STATED EXERCISE: Sift the listing for lines that hold the string "Yield" and pull them out.
>>>
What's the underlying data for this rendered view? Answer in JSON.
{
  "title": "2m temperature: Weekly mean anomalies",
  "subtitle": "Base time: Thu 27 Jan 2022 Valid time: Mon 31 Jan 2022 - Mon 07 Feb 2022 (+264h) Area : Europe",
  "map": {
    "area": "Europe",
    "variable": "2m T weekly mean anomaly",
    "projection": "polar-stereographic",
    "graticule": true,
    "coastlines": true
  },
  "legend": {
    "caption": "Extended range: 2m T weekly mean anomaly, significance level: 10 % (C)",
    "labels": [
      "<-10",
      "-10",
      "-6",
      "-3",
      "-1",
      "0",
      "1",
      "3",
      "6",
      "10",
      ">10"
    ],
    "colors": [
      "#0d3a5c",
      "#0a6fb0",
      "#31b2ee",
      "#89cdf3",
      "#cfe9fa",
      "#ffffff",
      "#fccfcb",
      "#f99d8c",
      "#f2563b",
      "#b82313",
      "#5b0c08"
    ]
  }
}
<<<
>>>
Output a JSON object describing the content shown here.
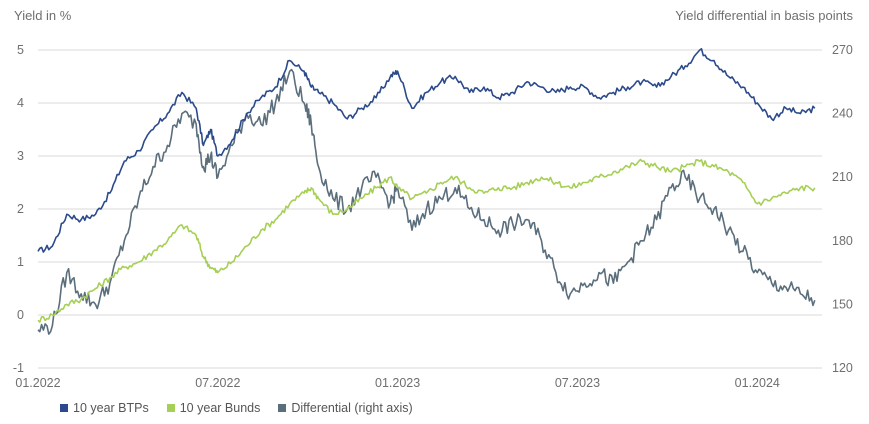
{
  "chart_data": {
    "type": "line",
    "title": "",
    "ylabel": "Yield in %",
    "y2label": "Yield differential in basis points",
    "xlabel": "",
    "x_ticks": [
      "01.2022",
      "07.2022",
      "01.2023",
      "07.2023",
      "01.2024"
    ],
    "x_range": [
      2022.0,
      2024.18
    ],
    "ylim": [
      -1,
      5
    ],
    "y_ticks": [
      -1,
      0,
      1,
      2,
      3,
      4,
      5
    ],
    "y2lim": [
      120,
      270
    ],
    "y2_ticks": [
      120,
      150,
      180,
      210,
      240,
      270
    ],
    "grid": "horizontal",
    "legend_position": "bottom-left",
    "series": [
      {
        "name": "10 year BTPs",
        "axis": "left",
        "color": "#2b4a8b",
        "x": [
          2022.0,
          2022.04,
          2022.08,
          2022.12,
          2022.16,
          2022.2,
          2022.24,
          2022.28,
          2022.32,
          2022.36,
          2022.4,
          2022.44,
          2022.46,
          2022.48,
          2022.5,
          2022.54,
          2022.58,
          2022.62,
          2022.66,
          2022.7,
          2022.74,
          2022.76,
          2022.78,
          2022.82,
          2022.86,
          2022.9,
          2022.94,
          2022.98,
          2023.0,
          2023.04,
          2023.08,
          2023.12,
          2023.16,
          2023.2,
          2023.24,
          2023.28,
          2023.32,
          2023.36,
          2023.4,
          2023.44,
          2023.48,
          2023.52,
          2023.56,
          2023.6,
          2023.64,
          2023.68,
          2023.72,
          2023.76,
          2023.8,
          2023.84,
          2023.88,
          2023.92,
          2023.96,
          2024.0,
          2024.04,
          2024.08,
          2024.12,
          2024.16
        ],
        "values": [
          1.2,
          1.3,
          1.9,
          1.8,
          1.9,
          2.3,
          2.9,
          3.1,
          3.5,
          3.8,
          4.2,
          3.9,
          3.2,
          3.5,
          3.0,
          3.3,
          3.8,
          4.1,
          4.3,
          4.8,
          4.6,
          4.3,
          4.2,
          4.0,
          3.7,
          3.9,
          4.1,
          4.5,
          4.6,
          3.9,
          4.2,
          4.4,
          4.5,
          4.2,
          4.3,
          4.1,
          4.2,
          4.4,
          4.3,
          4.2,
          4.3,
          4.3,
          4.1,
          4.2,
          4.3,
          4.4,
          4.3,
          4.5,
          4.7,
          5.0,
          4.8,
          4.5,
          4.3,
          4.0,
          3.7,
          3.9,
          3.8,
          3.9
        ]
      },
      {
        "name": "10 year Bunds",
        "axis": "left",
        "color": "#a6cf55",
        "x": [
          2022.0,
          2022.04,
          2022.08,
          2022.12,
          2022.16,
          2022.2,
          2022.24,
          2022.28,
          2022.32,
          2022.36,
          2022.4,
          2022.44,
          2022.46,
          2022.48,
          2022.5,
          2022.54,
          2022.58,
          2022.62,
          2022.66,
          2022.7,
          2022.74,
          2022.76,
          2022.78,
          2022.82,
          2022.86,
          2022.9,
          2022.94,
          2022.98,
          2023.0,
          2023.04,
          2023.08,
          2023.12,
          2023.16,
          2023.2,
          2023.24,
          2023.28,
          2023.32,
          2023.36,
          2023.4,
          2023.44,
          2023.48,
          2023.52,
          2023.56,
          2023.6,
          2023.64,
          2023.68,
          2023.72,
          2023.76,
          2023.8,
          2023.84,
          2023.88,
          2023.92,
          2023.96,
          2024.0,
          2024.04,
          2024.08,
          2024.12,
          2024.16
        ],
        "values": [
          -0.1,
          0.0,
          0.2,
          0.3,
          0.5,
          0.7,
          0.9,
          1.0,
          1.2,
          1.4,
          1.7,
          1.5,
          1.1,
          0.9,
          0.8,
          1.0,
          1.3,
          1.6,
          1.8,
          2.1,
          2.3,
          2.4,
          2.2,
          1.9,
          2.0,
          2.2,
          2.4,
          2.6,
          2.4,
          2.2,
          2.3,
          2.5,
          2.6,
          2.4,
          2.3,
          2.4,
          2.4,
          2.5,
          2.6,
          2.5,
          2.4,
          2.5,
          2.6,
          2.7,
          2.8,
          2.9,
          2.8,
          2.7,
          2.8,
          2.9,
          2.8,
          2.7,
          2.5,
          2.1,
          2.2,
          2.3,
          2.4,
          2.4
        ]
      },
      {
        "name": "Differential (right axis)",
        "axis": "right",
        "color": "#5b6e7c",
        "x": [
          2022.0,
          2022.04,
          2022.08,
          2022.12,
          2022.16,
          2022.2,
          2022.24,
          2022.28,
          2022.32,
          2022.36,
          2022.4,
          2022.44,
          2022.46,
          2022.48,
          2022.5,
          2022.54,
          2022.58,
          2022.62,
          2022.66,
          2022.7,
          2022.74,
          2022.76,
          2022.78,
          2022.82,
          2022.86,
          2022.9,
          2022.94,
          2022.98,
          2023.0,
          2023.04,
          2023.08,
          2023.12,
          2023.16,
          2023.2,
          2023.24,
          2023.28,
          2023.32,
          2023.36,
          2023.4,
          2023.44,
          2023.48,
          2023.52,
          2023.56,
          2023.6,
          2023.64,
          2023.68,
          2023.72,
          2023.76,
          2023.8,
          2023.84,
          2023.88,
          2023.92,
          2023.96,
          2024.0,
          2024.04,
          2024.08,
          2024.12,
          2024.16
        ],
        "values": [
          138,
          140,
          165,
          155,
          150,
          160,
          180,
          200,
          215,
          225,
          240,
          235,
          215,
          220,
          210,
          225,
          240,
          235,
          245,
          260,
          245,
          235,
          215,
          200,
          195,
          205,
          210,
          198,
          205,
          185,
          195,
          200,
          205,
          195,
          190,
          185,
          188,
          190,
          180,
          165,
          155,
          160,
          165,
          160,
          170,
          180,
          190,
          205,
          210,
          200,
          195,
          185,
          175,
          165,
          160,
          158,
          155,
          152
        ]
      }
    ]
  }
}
<<<
EXPECTED ANSWER:
    "ylabel": "Yield in %",
    "y2label": "Yield differential in basis points",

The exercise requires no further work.